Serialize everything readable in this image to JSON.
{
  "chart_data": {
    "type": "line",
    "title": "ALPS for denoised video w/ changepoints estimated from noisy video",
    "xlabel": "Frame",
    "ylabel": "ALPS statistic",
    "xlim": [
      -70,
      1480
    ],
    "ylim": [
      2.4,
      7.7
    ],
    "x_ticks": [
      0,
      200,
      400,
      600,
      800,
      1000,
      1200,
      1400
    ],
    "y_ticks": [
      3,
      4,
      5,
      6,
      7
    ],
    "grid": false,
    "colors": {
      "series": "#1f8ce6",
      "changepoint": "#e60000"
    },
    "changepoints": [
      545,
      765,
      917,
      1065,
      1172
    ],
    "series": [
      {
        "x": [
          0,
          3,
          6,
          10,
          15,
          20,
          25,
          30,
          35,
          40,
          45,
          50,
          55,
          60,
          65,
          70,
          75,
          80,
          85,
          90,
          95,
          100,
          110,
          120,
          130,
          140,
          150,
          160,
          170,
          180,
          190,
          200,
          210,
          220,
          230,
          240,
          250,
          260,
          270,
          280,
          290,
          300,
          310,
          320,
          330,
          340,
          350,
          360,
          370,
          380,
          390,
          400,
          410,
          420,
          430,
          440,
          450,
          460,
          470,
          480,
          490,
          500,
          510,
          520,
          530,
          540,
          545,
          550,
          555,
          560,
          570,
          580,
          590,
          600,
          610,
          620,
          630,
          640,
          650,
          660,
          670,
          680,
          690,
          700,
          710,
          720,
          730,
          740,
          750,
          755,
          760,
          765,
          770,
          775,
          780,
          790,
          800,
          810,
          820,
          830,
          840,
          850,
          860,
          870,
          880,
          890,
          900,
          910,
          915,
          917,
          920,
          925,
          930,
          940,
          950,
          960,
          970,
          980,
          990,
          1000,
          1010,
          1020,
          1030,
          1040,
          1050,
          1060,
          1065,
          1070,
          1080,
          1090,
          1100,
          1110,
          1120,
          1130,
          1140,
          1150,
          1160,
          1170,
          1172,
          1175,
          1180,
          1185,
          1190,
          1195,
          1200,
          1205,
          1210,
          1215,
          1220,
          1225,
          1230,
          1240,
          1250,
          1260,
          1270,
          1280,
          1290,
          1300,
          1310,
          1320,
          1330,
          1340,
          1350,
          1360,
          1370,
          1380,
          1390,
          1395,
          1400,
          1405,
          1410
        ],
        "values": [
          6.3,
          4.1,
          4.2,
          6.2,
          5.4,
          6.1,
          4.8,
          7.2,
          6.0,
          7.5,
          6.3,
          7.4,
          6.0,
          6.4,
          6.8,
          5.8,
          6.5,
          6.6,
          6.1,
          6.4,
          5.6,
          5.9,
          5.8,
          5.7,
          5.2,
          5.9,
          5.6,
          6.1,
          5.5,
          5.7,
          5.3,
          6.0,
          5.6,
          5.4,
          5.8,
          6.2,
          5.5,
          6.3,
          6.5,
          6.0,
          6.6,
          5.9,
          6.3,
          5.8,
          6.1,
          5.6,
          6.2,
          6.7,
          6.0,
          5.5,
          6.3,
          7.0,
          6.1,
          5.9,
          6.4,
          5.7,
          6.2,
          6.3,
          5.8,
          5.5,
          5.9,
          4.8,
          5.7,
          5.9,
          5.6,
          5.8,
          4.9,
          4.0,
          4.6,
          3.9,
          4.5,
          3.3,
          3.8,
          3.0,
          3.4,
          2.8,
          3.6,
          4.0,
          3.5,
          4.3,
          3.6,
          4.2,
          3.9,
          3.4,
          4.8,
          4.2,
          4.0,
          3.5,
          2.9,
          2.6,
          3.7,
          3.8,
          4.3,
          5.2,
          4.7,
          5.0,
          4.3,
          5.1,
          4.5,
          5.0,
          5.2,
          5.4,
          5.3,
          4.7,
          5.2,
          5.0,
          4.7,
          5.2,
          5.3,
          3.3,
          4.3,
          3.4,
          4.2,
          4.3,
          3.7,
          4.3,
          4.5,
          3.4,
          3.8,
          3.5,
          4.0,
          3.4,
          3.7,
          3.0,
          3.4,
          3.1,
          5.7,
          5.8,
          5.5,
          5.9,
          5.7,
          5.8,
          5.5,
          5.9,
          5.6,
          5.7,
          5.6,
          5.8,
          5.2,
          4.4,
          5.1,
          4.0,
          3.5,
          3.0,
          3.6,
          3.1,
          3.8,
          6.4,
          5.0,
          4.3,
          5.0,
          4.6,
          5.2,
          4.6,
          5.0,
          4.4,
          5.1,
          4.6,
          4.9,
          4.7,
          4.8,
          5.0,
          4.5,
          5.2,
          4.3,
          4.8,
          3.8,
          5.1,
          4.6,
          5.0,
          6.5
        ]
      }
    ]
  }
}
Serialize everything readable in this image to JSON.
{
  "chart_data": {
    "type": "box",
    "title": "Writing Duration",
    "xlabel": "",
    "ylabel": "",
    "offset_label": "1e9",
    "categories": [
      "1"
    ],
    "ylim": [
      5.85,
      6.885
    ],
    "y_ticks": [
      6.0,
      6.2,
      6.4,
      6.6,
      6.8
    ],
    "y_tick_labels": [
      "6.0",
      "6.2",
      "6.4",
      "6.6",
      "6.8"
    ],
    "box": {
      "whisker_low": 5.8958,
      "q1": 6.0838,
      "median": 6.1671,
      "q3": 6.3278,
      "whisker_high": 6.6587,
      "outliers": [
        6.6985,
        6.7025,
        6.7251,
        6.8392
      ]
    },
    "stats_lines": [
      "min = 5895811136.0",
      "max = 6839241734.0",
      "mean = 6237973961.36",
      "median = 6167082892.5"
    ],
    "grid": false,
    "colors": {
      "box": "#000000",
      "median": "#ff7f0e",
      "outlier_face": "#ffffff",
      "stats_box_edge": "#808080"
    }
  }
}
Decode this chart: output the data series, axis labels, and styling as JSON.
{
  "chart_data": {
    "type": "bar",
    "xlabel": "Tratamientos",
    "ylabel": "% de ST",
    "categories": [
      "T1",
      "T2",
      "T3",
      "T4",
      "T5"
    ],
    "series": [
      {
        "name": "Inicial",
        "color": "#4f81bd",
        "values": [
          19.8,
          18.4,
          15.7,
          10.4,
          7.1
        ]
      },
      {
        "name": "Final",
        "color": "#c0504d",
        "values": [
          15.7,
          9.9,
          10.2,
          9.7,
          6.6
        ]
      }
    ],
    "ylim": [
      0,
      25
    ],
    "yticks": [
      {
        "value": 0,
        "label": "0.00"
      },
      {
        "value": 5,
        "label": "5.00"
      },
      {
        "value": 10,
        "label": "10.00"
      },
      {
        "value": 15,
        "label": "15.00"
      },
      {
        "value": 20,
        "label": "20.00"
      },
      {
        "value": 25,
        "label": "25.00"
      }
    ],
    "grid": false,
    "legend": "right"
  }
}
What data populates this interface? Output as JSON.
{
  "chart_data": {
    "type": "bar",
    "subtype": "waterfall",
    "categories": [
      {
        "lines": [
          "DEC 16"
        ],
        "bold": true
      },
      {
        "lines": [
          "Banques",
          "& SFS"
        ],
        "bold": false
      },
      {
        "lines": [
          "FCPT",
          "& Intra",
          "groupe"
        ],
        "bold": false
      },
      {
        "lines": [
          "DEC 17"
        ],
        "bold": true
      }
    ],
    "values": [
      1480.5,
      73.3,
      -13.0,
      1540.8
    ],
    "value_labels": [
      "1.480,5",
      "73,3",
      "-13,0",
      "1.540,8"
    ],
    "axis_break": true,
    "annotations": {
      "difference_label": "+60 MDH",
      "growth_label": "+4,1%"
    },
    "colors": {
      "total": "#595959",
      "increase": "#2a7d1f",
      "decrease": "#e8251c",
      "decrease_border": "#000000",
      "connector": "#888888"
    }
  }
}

=-=-=-=-=

What you need to do
Repeat each record in full; every line must match exactly.

Answer to the exercise
Serialize everything readable in this image to JSON.
{
  "chart_data": {
    "type": "line",
    "title": "ALPS for denoised video w/ changepoints estimated from noisy video",
    "xlabel": "Frame",
    "ylabel": "ALPS statistic",
    "xlim": [
      -70,
      1480
    ],
    "ylim": [
      2.4,
      7.7
    ],
    "x_ticks": [
      0,
      200,
      400,
      600,
      800,
      1000,
      1200,
      1400
    ],
    "y_ticks": [
      3,
      4,
      5,
      6,
      7
    ],
    "grid": false,
    "colors": {
      "series": "#1f8ce6",
      "changepoint": "#e60000"
    },
    "changepoints": [
      545,
      765,
      917,
      1065,
      1172
    ],
    "series": [
      {
        "x": [
          0,
          3,
          6,
          10,
          15,
          20,
          25,
          30,
          35,
          40,
          45,
          50,
          55,
          60,
          65,
          70,
          75,
          80,
          85,
          90,
          95,
          100,
          110,
          120,
          130,
          140,
          150,
          160,
          170,
          180,
          190,
          200,
          210,
          220,
          230,
          240,
          250,
          260,
          270,
          280,
          290,
          300,
          310,
          320,
          330,
          340,
          350,
          360,
          370,
          380,
          390,
          400,
          410,
          420,
          430,
          440,
          450,
          460,
          470,
          480,
          490,
          500,
          510,
          520,
          530,
          540,
          545,
          550,
          555,
          560,
          570,
          580,
          590,
          600,
          610,
          620,
          630,
          640,
          650,
          660,
          670,
          680,
          690,
          700,
          710,
          720,
          730,
          740,
          750,
          755,
          760,
          765,
          770,
          775,
          780,
          790,
          800,
          810,
          820,
          830,
          840,
          850,
          860,
          870,
          880,
          890,
          900,
          910,
          915,
          917,
          920,
          925,
          930,
          940,
          950,
          960,
          970,
          980,
          990,
          1000,
          1010,
          1020,
          1030,
          1040,
          1050,
          1060,
          1065,
          1070,
          1080,
          1090,
          1100,
          1110,
          1120,
          1130,
          1140,
          1150,
          1160,
          1170,
          1172,
          1175,
          1180,
          1185,
          1190,
          1195,
          1200,
          1205,
          1210,
          1215,
          1220,
          1225,
          1230,
          1240,
          1250,
          1260,
          1270,
          1280,
          1290,
          1300,
          1310,
          1320,
          1330,
          1340,
          1350,
          1360,
          1370,
          1380,
          1390,
          1395,
          1400,
          1405,
          1410
        ],
        "values": [
          6.3,
          4.1,
          4.2,
          6.2,
          5.4,
          6.1,
          4.8,
          7.2,
          6.0,
          7.5,
          6.3,
          7.4,
          6.0,
          6.4,
          6.8,
          5.8,
          6.5,
          6.6,
          6.1,
          6.4,
          5.6,
          5.9,
          5.8,
          5.7,
          5.2,
          5.9,
          5.6,
          6.1,
          5.5,
          5.7,
          5.3,
          6.0,
          5.6,
          5.4,
          5.8,
          6.2,
          5.5,
          6.3,
          6.5,
          6.0,
          6.6,
          5.9,
          6.3,
          5.8,
          6.1,
          5.6,
          6.2,
          6.7,
          6.0,
          5.5,
          6.3,
          7.0,
          6.1,
          5.9,
          6.4,
          5.7,
          6.2,
          6.3,
          5.8,
          5.5,
          5.9,
          4.8,
          5.7,
          5.9,
          5.6,
          5.8,
          4.9,
          4.0,
          4.6,
          3.9,
          4.5,
          3.3,
          3.8,
          3.0,
          3.4,
          2.8,
          3.6,
          4.0,
          3.5,
          4.3,
          3.6,
          4.2,
          3.9,
          3.4,
          4.8,
          4.2,
          4.0,
          3.5,
          2.9,
          2.6,
          3.7,
          3.8,
          4.3,
          5.2,
          4.7,
          5.0,
          4.3,
          5.1,
          4.5,
          5.0,
          5.2,
          5.4,
          5.3,
          4.7,
          5.2,
          5.0,
          4.7,
          5.2,
          5.3,
          3.3,
          4.3,
          3.4,
          4.2,
          4.3,
          3.7,
          4.3,
          4.5,
          3.4,
          3.8,
          3.5,
          4.0,
          3.4,
          3.7,
          3.0,
          3.4,
          3.1,
          5.7,
          5.8,
          5.5,
          5.9,
          5.7,
          5.8,
          5.5,
          5.9,
          5.6,
          5.7,
          5.6,
          5.8,
          5.2,
          4.4,
          5.1,
          4.0,
          3.5,
          3.0,
          3.6,
          3.1,
          3.8,
          6.4,
          5.0,
          4.3,
          5.0,
          4.6,
          5.2,
          4.6,
          5.0,
          4.4,
          5.1,
          4.6,
          4.9,
          4.7,
          4.8,
          5.0,
          4.5,
          5.2,
          4.3,
          4.8,
          3.8,
          5.1,
          4.6,
          5.0,
          6.5
        ]
      }
    ]
  }
}
Serialize everything readable in this image to JSON.
{
  "chart_data": {
    "type": "box",
    "title": "Writing Duration",
    "xlabel": "",
    "ylabel": "",
    "offset_label": "1e9",
    "categories": [
      "1"
    ],
    "ylim": [
      5.85,
      6.885
    ],
    "y_ticks": [
      6.0,
      6.2,
      6.4,
      6.6,
      6.8
    ],
    "y_tick_labels": [
      "6.0",
      "6.2",
      "6.4",
      "6.6",
      "6.8"
    ],
    "box": {
      "whisker_low": 5.8958,
      "q1": 6.0838,
      "median": 6.1671,
      "q3": 6.3278,
      "whisker_high": 6.6587,
      "outliers": [
        6.6985,
        6.7025,
        6.7251,
        6.8392
      ]
    },
    "stats_lines": [
      "min = 5895811136.0",
      "max = 6839241734.0",
      "mean = 6237973961.36",
      "median = 6167082892.5"
    ],
    "grid": false,
    "colors": {
      "box": "#000000",
      "median": "#ff7f0e",
      "outlier_face": "#ffffff",
      "stats_box_edge": "#808080"
    }
  }
}
Decode this chart: output the data series, axis labels, and styling as JSON.
{
  "chart_data": {
    "type": "bar",
    "xlabel": "Tratamientos",
    "ylabel": "% de ST",
    "categories": [
      "T1",
      "T2",
      "T3",
      "T4",
      "T5"
    ],
    "series": [
      {
        "name": "Inicial",
        "color": "#4f81bd",
        "values": [
          19.8,
          18.4,
          15.7,
          10.4,
          7.1
        ]
      },
      {
        "name": "Final",
        "color": "#c0504d",
        "values": [
          15.7,
          9.9,
          10.2,
          9.7,
          6.6
        ]
      }
    ],
    "ylim": [
      0,
      25
    ],
    "yticks": [
      {
        "value": 0,
        "label": "0.00"
      },
      {
        "value": 5,
        "label": "5.00"
      },
      {
        "value": 10,
        "label": "10.00"
      },
      {
        "value": 15,
        "label": "15.00"
      },
      {
        "value": 20,
        "label": "20.00"
      },
      {
        "value": 25,
        "label": "25.00"
      }
    ],
    "grid": false,
    "legend": "right"
  }
}
What data populates this interface? Output as JSON.
{
  "chart_data": {
    "type": "bar",
    "subtype": "waterfall",
    "categories": [
      {
        "lines": [
          "DEC 16"
        ],
        "bold": true
      },
      {
        "lines": [
          "Banques",
          "& SFS"
        ],
        "bold": false
      },
      {
        "lines": [
          "FCPT",
          "& Intra",
          "groupe"
        ],
        "bold": false
      },
      {
        "lines": [
          "DEC 17"
        ],
        "bold": true
      }
    ],
    "values": [
      1480.5,
      73.3,
      -13.0,
      1540.8
    ],
    "value_labels": [
      "1.480,5",
      "73,3",
      "-13,0",
      "1.540,8"
    ],
    "axis_break": true,
    "annotations": {
      "difference_label": "+60 MDH",
      "growth_label": "+4,1%"
    },
    "colors": {
      "total": "#595959",
      "increase": "#2a7d1f",
      "decrease": "#e8251c",
      "decrease_border": "#000000",
      "connector": "#888888"
    }
  }
}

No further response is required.